• [Written request A]
Convert the entries below, from the line containing "- compass-west: W: [259, 450, 266, 458]" through the line containing "- visibility-icon: [367, 431, 420, 444]", into a JSON list of strings with one string per line, omitting any blank lines.

• [Quoted passage]
Philadelphia Eagles Safeties Not A Safe Bet


Nov 27, 2011; Philadelphia, PA, USA; New England Patriots wide receiver

Deion Branch

(84) is tackled by Philadelphia Eagles safeties

Kurt Coleman

(42) and

Nate Allen

(29) just shy of the end zone during the second quarter at Lincoln Financial Field. The Patriots defeated the Eagles 38-20. Mandatory Credit: Howard Smith-USA TODAY Sports

Even before the season ended and Chip Kelly was tabbed to take the place of the dearly departed Andy Reid, it was assumed by many that the back seven of the defense — and more specifically the safety position — could get quite a facelift.

The Philadelphia Eagles defense as a whole was giving up big chunks of yardage and long touchdowns at a historic pace.  Though a fair amount of that can be explained away via poor cornerback play — so long, Charmin Brigade, a defense built on the wide-9 — which is all the more ridiculous because it’s really just an alignment for the defensive line, not a scheme, the turmoil created by defensive coordinator Juan Castillo’s (undeserved) firing then defensive line coach Jim Washburn’s (absolutely necessary) firing.

However, at least a portion of the blame must be placed at the feet of the safeties.

Defensive back’s coach Todd Bowles — who was then promoted to defensive coordinator to take Castillo’s place — did his best to help the unit by changing up the coverages so that the safeties did not have run-first responsibilities on the same play that they had deep coverage responsibilities (via Iggles Blog).  But his promotion seemed only to further confuse the situation — he ended up being party to a dismal 4-12 season that saw Reid’s tenure end after 14 years and Kelly arrive triumphantly into the eye of the Philadelphia sports storm.

In an effort to shore up the safety position, Howie Roseman and the front office used every option at their disposal.  Free agency was busy as they brought in former Patriot and second round draft choice Patrick Chung, and former Super Bowl winning Giant, safety Kenny Philips.  Let’s get this straight right off the bat, since I’ve seen some chatter to the contrary — anything the Eagles are able to get out of Philips is pure gravy.  He’s got a degenerative knee issue that was bad enough for the Giants to overlook his immense talent and first round pedigree and let him walk for nothing.

He’s here on a one-year deal with no guaranteed money, which is basically like the Eagles saying, “Show us you’re healthy enough to continue to play in this league”.  So don’t pin your hopes on Philips.  In fact, there have already been reports of him taking rest days for his knees in OTAs.  Bottom line?  He’s got a better chance of not making the team at all than he does of being the opening day starter.

Chung, on the other hand, very well could be your starting strong safety.  He’s a fairly athletic player with strong character that has displayed leadership already in his short time with the team.  He’s not afraid to stick his nose in on running plays and is a good, if not great, pass defender.  The problem is that Bill Belichick is not prone to giving up on quality players, especially those who are only 25 and are still talented and capable, even if they are injury prone (Chung has missed 12 games in the last two years).  Time will tell but Chung could be a steal and a long time starter for the team, or he could fizzle and continue showing the battered confidence he left New England with.

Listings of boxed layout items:
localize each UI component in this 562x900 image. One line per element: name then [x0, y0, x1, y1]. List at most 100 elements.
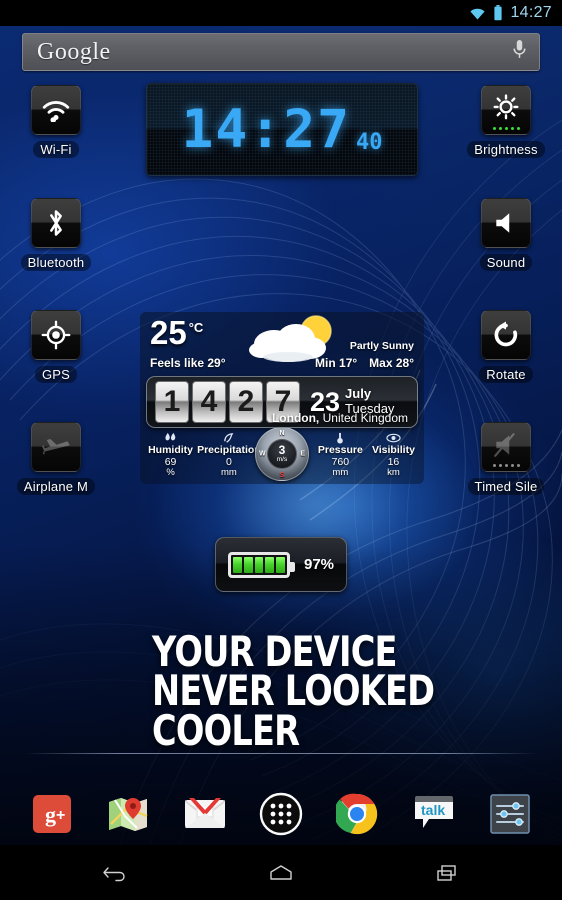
- compass-west: W: [259, 450, 266, 458]
- wifi-icon: [469, 7, 486, 20]
- brightness-toggle-tile[interactable]: [481, 85, 531, 135]
- toggle-rotate[interactable]: Rotate: [463, 310, 549, 383]
- humidity-icon: [144, 431, 197, 444]
- status-bar-clock: 14:27: [510, 4, 552, 21]
- battery-level-indicator: [227, 551, 295, 578]
- toggle-label: Brightness: [467, 141, 545, 158]
- status-bar: 14:27: [0, 0, 562, 26]
- stat-title: Humidity: [148, 444, 193, 456]
- back-icon: [103, 866, 125, 881]
- visibility-icon: [367, 431, 420, 444]
- compass-south: S: [279, 472, 285, 479]
- promo-text: YOUR DEVICE NEVER LOOKED COOLER: [152, 630, 472, 755]
- battery-bar: [243, 556, 253, 573]
- nav-back-button[interactable]: [95, 856, 135, 890]
- weather-stats-row: Humidity 69 % Precipitation 0 mm Pressur…: [140, 427, 424, 481]
- brightness-icon: [493, 94, 519, 120]
- microphone-icon[interactable]: [512, 39, 527, 65]
- weather-widget[interactable]: 25 °C Feels like 29° Partly Sunny Min 17°…: [140, 312, 424, 484]
- divider-line: [25, 753, 537, 754]
- weather-city: London,: [271, 411, 320, 425]
- google-search-bar[interactable]: Google: [22, 33, 540, 71]
- svg-text:g: g: [45, 802, 56, 827]
- stat-title: Precipitation: [197, 444, 261, 456]
- compass-center: 3 m/s: [267, 439, 297, 469]
- weather-temperature: 25 °C: [150, 314, 204, 351]
- weather-flip-clock: 1 4 2 7 23 July Tuesday London, United K…: [146, 376, 418, 428]
- dock-item-maps[interactable]: [104, 790, 152, 838]
- stat-unit: mm: [332, 467, 349, 479]
- flip-digit: 4: [192, 381, 226, 423]
- weather-feels-like: Feels like 29°: [150, 356, 226, 370]
- toggle-label: Airplane M: [16, 478, 96, 495]
- toggle-label: Bluetooth: [20, 254, 92, 271]
- weather-location: London, United Kingdom: [272, 411, 408, 425]
- mute-icon: [494, 433, 515, 457]
- weather-condition: Partly Sunny: [349, 340, 414, 352]
- dock-item-settings[interactable]: [486, 790, 534, 838]
- stat-unit: mm: [220, 467, 237, 479]
- dock-item-google-plus[interactable]: g +: [28, 790, 76, 838]
- wind-compass: N S W E 3 m/s: [255, 427, 309, 481]
- google-plus-icon: g +: [33, 795, 72, 833]
- dock-item-app-drawer[interactable]: [257, 790, 305, 838]
- timed-silence-level-dots: [482, 464, 530, 467]
- svg-text:talk: talk: [421, 802, 445, 818]
- toggle-wifi[interactable]: Wi-Fi: [13, 85, 99, 158]
- equalizer-icon: [490, 794, 530, 834]
- timed-silence-toggle-tile[interactable]: [481, 422, 531, 472]
- weather-country: United Kingdom: [319, 411, 408, 425]
- toggle-label: Wi-Fi: [33, 141, 79, 158]
- toggle-gps[interactable]: GPS: [13, 310, 99, 383]
- dock-item-chrome[interactable]: [333, 790, 381, 838]
- google-logo: Google: [37, 38, 111, 65]
- battery-bar: [254, 556, 264, 573]
- wifi-toggle-tile[interactable]: [31, 85, 81, 135]
- weather-summary: 25 °C Feels like 29° Partly Sunny Min 17°…: [140, 312, 424, 374]
- home-icon: [270, 864, 292, 880]
- brightness-level-dots: [482, 127, 530, 130]
- lcd-clock-time: 14:27: [181, 99, 352, 160]
- toggle-sound[interactable]: Sound: [463, 198, 549, 271]
- partly-sunny-icon: [249, 315, 332, 362]
- nav-home-button[interactable]: [261, 856, 301, 890]
- dock: g + talk: [0, 783, 562, 845]
- battery-bar: [276, 556, 285, 573]
- gps-icon: [41, 320, 71, 350]
- toggle-bluetooth[interactable]: Bluetooth: [13, 198, 99, 271]
- wifi-icon: [42, 100, 70, 122]
- toggle-airplane[interactable]: Airplane M: [13, 422, 99, 495]
- dock-item-talk[interactable]: talk: [410, 790, 458, 838]
- bluetooth-icon: [50, 210, 62, 236]
- weather-stat-precipitation: Precipitation 0 mm: [197, 431, 261, 479]
- dock-item-gmail[interactable]: [181, 790, 229, 838]
- wind-unit: m/s: [276, 456, 288, 464]
- sound-toggle-tile[interactable]: [481, 198, 531, 248]
- talk-icon: talk: [414, 796, 453, 828]
- svg-text:+: +: [56, 807, 65, 824]
- battery-percentage: 97%: [303, 556, 335, 573]
- toggle-label: Sound: [479, 254, 533, 271]
- weather-stat-pressure: Pressure 760 mm: [314, 431, 367, 479]
- stat-unit: km: [387, 467, 400, 479]
- airplane-icon: [42, 438, 70, 455]
- gps-toggle-tile[interactable]: [31, 310, 81, 360]
- toggle-timed-silence[interactable]: Timed Sile: [463, 422, 549, 495]
- recents-icon: [437, 864, 456, 881]
- promo-line-3: COOLER: [152, 705, 300, 755]
- airplane-toggle-tile[interactable]: [31, 422, 81, 472]
- lcd-clock-widget[interactable]: 14:27 40: [146, 83, 418, 176]
- stat-title: Visibility: [371, 444, 415, 456]
- app-drawer-icon: [259, 792, 303, 836]
- toggle-label: Rotate: [479, 366, 533, 383]
- toggle-brightness[interactable]: Brightness: [463, 85, 549, 158]
- weather-stat-visibility: Visibility 16 km: [367, 431, 420, 479]
- battery-widget[interactable]: 97%: [215, 537, 347, 592]
- nav-recents-button[interactable]: [427, 856, 467, 890]
- maps-icon: [109, 798, 148, 831]
- weather-month: July: [345, 386, 372, 402]
- bluetooth-toggle-tile[interactable]: [31, 198, 81, 248]
- rotate-toggle-tile[interactable]: [481, 310, 531, 360]
- compass-east: E: [300, 450, 305, 458]
- android-home-screen: 14:27 Google 14:27 40 Wi-Fi Bluetooth GP…: [0, 0, 562, 900]
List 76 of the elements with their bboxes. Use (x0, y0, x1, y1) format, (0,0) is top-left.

• [Written request B]
Name every player mentioned in the article on the Eagles safeties.

• [Task response A]
[
  "- compass-west: W: [259, 450, 266, 458]",
  "- wifi-icon: [469, 7, 486, 20]",
  "- brightness-toggle-tile[interactable]: [481, 85, 531, 135]",
  "- toggle-rotate[interactable]: Rotate: [463, 310, 549, 383]",
  "- humidity-icon: [144, 431, 197, 444]",
  "- status-bar-clock: 14:27: [510, 4, 552, 21]",
  "- battery-level-indicator: [227, 551, 295, 578]",
  "- toggle-label: Brightness: [467, 141, 545, 158]",
  "- status-bar: 14:27: [0, 0, 562, 26]",
  "- stat-title: Humidity: [148, 444, 193, 456]",
  "- back-icon: [103, 866, 125, 881]",
  "- visibility-icon: [367, 431, 420, 444]"
]

• [Task response B]
Deion Branch, Kurt Coleman, Nate Allen, Patrick Chung, Kenny Philips